In the listing below, find every line with the string "type" and pull it out.

* begin Supplied information *

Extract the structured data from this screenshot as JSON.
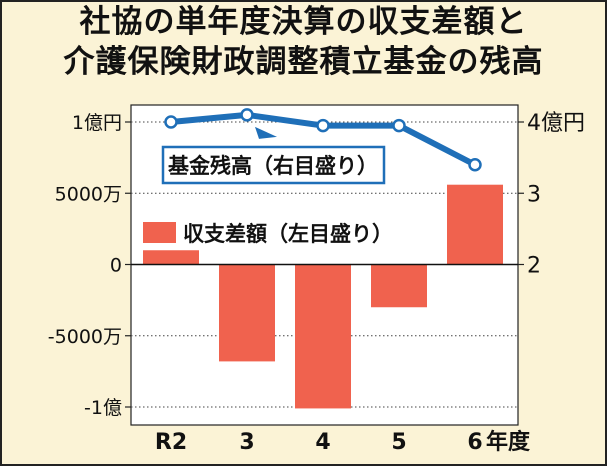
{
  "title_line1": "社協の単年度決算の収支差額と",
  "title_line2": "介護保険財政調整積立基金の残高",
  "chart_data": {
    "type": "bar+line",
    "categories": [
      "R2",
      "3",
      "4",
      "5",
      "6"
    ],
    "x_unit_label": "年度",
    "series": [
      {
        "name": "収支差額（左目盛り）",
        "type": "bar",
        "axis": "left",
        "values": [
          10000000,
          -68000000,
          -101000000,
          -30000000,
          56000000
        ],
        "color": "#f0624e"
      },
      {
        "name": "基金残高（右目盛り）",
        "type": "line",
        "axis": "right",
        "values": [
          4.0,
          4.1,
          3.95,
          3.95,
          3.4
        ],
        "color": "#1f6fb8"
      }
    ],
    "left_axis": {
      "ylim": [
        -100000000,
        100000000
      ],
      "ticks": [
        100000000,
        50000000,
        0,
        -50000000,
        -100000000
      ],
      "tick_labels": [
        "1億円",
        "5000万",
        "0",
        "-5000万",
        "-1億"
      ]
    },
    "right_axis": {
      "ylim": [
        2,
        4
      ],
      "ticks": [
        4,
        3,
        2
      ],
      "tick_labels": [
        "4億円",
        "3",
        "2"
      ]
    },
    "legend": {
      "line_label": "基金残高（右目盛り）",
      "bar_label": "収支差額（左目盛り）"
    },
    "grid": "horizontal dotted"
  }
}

* end Supplied information *
* begin Supplied information *

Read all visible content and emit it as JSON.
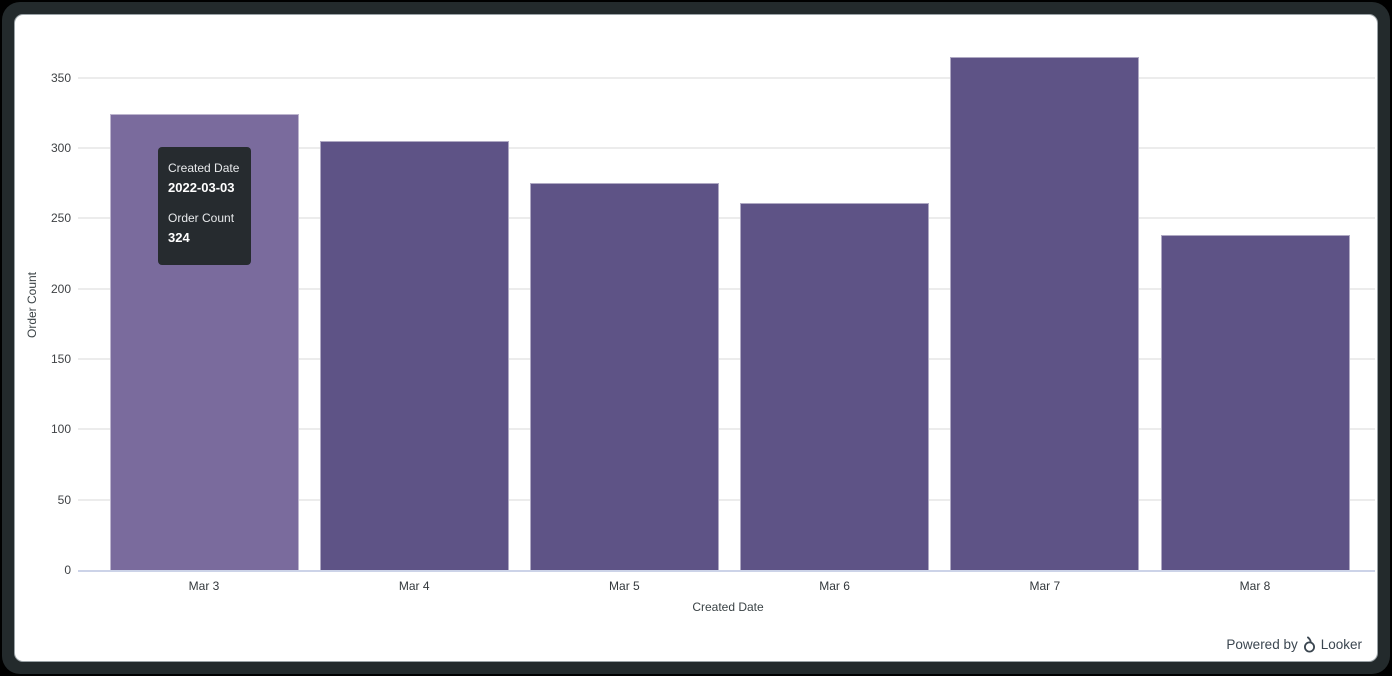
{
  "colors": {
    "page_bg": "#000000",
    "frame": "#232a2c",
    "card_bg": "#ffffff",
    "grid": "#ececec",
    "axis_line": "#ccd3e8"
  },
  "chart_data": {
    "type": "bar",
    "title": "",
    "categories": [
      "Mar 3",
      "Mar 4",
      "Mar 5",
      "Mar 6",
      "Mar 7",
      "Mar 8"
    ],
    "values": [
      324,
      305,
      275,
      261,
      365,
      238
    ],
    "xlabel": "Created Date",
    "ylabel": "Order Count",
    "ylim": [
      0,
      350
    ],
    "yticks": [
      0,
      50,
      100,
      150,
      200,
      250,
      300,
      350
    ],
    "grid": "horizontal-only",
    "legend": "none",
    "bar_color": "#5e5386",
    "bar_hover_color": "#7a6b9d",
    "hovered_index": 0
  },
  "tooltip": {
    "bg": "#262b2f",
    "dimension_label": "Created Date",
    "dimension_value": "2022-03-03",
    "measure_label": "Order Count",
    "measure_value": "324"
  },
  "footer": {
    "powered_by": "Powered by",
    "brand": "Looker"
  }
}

* end Supplied information *

*Complete answer:*
    "type": "bar+line",
        "type": "bar",
        "type": "line",
    "type": "bar",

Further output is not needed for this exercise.